— Supplied records —
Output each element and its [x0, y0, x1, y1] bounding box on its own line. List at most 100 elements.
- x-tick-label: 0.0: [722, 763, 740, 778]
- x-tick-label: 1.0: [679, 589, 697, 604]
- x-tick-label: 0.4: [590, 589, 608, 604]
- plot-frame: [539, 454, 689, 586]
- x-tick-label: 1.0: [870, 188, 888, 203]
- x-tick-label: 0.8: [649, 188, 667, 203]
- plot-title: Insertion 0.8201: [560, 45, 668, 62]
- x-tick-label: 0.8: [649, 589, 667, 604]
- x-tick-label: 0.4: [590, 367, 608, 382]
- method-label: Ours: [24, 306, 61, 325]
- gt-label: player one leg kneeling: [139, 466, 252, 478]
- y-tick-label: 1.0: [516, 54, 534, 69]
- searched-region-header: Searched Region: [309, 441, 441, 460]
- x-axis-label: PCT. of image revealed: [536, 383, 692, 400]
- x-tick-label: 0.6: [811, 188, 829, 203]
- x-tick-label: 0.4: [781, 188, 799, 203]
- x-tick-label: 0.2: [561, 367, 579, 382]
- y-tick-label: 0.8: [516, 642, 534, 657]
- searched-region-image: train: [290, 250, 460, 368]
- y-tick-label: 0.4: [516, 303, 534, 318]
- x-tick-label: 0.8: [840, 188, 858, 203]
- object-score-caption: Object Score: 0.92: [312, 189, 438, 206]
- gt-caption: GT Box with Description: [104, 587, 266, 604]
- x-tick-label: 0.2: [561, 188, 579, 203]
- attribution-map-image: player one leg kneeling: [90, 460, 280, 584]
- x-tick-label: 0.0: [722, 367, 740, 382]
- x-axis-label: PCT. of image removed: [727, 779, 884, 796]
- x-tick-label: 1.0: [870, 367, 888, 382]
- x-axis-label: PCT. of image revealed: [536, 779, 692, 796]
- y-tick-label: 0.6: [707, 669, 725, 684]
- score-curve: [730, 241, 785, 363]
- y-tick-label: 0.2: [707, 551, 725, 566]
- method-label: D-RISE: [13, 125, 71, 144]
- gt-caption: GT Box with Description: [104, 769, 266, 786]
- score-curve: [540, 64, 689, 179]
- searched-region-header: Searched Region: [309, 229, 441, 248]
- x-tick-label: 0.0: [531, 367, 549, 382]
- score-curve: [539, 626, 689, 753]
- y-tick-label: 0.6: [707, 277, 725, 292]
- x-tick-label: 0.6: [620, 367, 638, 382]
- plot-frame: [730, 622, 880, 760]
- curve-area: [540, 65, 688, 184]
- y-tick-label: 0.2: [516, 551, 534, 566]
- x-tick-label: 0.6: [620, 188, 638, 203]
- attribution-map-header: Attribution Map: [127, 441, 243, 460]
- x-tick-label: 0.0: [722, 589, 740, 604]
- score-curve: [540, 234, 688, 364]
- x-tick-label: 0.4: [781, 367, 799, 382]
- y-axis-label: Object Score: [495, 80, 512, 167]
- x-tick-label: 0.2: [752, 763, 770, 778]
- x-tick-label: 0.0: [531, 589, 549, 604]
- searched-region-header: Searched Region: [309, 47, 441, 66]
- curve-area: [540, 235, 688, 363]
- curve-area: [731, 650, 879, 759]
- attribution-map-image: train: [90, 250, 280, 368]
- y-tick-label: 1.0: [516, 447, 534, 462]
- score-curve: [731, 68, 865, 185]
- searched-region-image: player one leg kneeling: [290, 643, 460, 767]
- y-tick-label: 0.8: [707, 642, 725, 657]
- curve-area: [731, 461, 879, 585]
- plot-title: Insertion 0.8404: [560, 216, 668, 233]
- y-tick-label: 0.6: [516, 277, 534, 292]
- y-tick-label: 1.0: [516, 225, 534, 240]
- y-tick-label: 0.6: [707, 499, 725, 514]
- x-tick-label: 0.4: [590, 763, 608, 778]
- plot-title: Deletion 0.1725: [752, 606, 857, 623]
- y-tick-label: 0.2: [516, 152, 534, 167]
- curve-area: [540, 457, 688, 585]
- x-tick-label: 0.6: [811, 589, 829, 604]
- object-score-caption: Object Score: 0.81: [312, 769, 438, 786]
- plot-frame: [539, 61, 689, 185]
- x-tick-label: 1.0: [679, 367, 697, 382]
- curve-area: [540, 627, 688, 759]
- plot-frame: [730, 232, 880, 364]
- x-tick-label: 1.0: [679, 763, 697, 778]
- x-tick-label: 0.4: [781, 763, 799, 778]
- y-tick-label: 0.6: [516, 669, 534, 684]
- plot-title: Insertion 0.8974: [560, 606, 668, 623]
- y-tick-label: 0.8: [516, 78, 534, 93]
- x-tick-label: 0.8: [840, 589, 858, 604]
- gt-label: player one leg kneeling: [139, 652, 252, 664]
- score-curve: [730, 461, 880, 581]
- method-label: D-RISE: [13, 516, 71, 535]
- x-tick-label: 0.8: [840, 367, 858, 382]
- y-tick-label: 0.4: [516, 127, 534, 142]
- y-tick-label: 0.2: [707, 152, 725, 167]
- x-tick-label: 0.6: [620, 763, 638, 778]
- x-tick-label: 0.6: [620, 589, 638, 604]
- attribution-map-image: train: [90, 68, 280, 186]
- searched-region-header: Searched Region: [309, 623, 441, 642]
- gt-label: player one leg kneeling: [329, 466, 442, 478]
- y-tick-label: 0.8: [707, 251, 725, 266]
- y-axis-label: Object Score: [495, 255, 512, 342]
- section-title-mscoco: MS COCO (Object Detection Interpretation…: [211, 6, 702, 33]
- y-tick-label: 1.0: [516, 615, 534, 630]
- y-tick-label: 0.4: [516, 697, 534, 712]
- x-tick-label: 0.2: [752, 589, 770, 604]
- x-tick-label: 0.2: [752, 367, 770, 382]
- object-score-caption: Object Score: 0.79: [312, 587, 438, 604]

— Exercise prompt —
Switch "Searched Region" to "Explored Area" in the lines running from the start of the records through the line containing "- x-axis-label: PCT. of image revealed: [536, 779, 692, 796]", inclusive, and give only those lines back, with everything else unchanged.

— The response —
Output each element and its [x0, y0, x1, y1] bounding box on its own line. List at most 100 elements.
- x-tick-label: 0.0: [722, 763, 740, 778]
- x-tick-label: 1.0: [679, 589, 697, 604]
- x-tick-label: 0.4: [590, 589, 608, 604]
- plot-frame: [539, 454, 689, 586]
- x-tick-label: 1.0: [870, 188, 888, 203]
- x-tick-label: 0.8: [649, 188, 667, 203]
- plot-title: Insertion 0.8201: [560, 45, 668, 62]
- x-tick-label: 0.8: [649, 589, 667, 604]
- x-tick-label: 0.4: [590, 367, 608, 382]
- method-label: Ours: [24, 306, 61, 325]
- gt-label: player one leg kneeling: [139, 466, 252, 478]
- y-tick-label: 1.0: [516, 54, 534, 69]
- searched-region-header: Explored Area: [309, 441, 441, 460]
- x-axis-label: PCT. of image revealed: [536, 383, 692, 400]
- x-tick-label: 0.6: [811, 188, 829, 203]
- x-tick-label: 0.4: [781, 188, 799, 203]
- x-tick-label: 0.2: [561, 367, 579, 382]
- y-tick-label: 0.8: [516, 642, 534, 657]
- searched-region-image: train: [290, 250, 460, 368]
- y-tick-label: 0.4: [516, 303, 534, 318]
- x-tick-label: 0.8: [840, 188, 858, 203]
- object-score-caption: Object Score: 0.92: [312, 189, 438, 206]
- gt-caption: GT Box with Description: [104, 587, 266, 604]
- x-tick-label: 0.2: [561, 188, 579, 203]
- attribution-map-image: player one leg kneeling: [90, 460, 280, 584]
- x-tick-label: 0.0: [722, 367, 740, 382]
- x-axis-label: PCT. of image removed: [727, 779, 884, 796]
- x-tick-label: 1.0: [870, 367, 888, 382]
- x-axis-label: PCT. of image revealed: [536, 779, 692, 796]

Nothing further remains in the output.